_AIM_
Every line that contains the word "северном" should be copied.

(Dataset entries)
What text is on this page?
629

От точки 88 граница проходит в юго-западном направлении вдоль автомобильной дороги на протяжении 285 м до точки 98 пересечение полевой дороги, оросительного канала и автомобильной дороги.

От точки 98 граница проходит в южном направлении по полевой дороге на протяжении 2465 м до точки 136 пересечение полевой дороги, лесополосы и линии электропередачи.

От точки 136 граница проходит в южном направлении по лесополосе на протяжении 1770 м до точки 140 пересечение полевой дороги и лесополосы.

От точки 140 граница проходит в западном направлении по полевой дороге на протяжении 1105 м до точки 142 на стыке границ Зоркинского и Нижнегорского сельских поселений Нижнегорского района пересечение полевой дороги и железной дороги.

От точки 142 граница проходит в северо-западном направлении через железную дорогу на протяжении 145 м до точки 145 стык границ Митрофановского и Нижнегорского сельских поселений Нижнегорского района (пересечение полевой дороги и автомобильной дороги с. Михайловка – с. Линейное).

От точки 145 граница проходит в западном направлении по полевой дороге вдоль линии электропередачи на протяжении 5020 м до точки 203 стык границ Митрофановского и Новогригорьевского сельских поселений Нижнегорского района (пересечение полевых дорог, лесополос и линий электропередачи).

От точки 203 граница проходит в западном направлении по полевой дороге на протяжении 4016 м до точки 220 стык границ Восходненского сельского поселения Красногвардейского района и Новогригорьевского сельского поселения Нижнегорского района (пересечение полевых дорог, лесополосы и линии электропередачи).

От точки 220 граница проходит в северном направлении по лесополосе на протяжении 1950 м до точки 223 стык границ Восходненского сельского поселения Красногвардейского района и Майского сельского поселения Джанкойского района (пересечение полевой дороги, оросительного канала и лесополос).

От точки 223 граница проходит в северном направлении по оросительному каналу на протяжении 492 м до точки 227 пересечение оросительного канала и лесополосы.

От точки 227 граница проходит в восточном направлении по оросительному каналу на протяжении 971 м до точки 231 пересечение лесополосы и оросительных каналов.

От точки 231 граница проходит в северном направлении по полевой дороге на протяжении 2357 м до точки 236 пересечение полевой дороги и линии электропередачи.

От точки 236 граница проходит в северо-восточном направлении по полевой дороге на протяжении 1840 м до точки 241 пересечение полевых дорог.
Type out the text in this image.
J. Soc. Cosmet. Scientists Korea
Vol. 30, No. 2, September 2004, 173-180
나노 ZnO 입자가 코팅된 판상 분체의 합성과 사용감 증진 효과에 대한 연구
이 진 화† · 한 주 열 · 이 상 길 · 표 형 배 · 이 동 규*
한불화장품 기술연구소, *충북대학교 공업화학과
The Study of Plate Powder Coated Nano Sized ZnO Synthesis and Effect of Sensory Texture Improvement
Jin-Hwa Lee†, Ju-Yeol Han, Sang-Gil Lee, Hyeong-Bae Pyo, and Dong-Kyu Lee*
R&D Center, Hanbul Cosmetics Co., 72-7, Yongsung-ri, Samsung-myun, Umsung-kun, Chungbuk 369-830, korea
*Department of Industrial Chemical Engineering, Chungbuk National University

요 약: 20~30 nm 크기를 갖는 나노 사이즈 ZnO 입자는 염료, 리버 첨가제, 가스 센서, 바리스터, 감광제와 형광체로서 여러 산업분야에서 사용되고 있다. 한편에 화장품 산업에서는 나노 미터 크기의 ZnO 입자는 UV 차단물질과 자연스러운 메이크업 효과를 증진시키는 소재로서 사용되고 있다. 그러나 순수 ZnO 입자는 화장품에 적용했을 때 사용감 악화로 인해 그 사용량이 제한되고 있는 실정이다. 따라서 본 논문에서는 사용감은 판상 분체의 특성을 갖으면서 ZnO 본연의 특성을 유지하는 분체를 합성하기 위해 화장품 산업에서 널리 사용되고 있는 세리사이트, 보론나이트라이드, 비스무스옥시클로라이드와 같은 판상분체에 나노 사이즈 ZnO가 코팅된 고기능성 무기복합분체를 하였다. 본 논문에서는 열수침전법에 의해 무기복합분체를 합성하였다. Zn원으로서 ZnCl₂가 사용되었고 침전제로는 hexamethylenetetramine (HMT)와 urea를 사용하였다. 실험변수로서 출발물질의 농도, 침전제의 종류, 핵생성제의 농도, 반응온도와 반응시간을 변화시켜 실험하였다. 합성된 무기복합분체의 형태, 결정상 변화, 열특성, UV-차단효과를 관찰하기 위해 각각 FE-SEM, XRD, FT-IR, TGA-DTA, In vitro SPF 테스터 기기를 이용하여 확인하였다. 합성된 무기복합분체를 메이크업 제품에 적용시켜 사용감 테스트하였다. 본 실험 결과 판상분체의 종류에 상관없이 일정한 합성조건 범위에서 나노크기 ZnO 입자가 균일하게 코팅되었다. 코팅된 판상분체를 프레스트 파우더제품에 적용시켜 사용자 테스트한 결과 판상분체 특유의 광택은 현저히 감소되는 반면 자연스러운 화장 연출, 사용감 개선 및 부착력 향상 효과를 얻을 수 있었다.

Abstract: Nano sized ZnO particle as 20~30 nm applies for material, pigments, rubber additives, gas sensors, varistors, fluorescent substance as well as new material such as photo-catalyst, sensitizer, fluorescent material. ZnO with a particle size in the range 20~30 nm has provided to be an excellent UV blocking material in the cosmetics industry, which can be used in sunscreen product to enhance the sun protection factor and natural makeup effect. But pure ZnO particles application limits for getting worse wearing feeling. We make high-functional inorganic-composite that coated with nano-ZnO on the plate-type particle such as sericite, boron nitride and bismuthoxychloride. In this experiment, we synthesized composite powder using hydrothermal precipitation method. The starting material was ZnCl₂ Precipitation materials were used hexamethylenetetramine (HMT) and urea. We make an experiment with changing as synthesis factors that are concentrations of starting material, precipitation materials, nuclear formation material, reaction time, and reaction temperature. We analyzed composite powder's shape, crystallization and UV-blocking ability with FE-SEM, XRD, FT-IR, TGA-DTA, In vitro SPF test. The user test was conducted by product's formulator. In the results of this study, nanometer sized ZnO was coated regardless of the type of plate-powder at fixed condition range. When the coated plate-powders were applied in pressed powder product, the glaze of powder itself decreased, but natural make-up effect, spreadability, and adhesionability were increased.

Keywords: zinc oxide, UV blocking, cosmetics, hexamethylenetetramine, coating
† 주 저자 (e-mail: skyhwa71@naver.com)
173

_ANSWER TO THIS EXERCISE_
От точки 220 граница проходит в северном направлении по лесополосе на протяжении 1950 м до точки 223 стык границ Восходненского сельского поселения Красногвардейского района и Майского сельского поселения Джанкойского района (пересечение полевой дороги, оросительного канала и лесополос).
От точки 223 граница проходит в северном направлении по оросительному каналу на протяжении 492 м до точки 227 пересечение оросительного канала и лесополосы.
От точки 231 граница проходит в северном направлении по полевой дороге на протяжении 2357 м до точки 236 пересечение полевой дороги и линии электропередачи.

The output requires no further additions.